§ Items from a figure collection
>> Start

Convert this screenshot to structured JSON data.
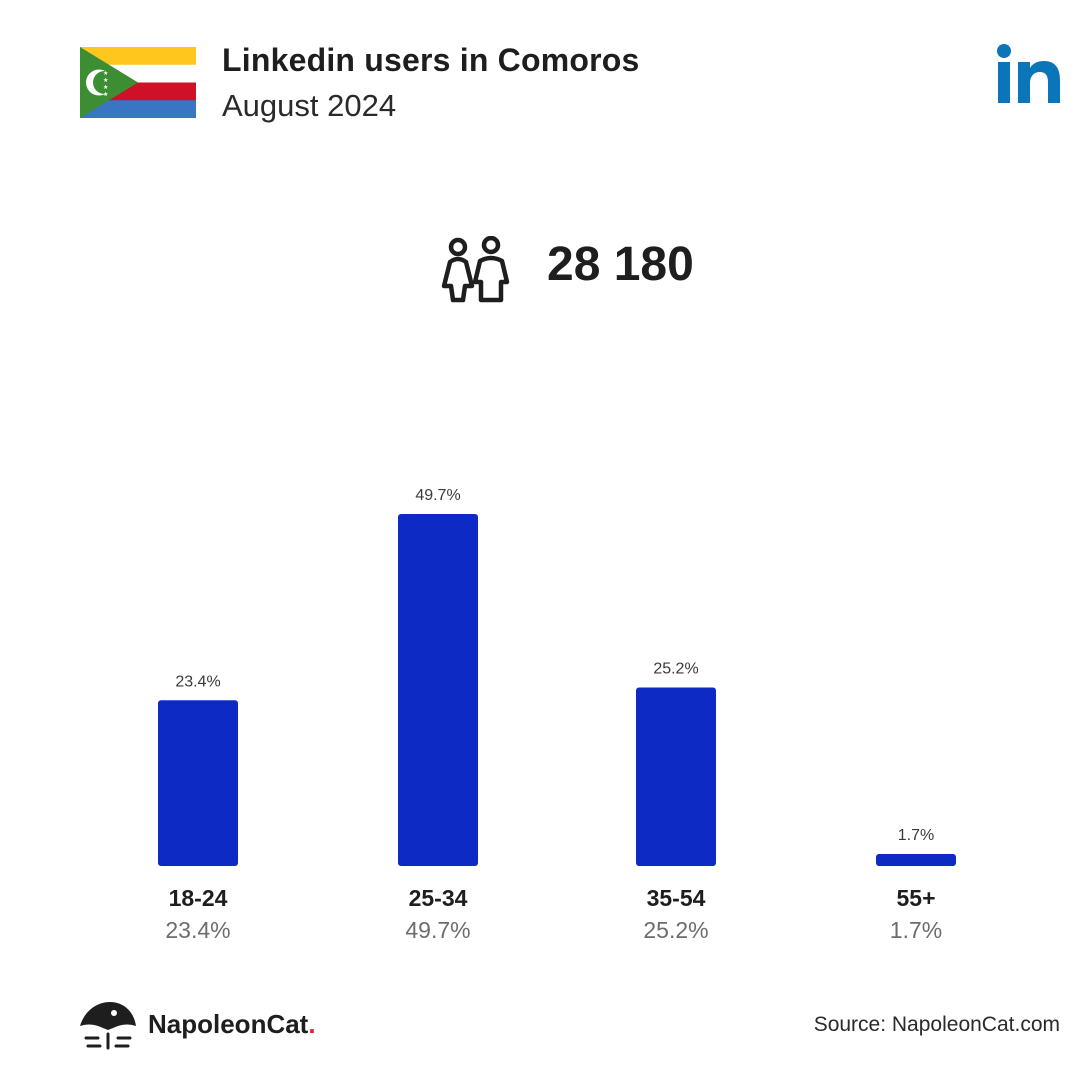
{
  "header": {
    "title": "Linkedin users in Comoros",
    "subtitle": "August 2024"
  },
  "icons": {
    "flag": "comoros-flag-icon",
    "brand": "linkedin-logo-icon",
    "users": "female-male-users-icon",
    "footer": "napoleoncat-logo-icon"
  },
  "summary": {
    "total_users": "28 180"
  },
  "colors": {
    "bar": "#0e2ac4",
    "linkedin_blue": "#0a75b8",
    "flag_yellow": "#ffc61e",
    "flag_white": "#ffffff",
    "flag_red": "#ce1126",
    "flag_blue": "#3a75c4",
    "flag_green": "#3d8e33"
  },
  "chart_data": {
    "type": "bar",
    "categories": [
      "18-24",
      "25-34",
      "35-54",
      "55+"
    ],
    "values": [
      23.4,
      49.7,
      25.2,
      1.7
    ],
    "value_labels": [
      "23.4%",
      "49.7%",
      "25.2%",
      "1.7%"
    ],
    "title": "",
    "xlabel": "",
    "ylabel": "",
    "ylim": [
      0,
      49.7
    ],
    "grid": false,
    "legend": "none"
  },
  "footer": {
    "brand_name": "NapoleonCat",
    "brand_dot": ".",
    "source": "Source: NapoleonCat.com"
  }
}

>> End

§ Description of the task
Copy out every line holding the string "footer".

§ Written response
    "footer": "napoleoncat-logo-icon"
  "footer": {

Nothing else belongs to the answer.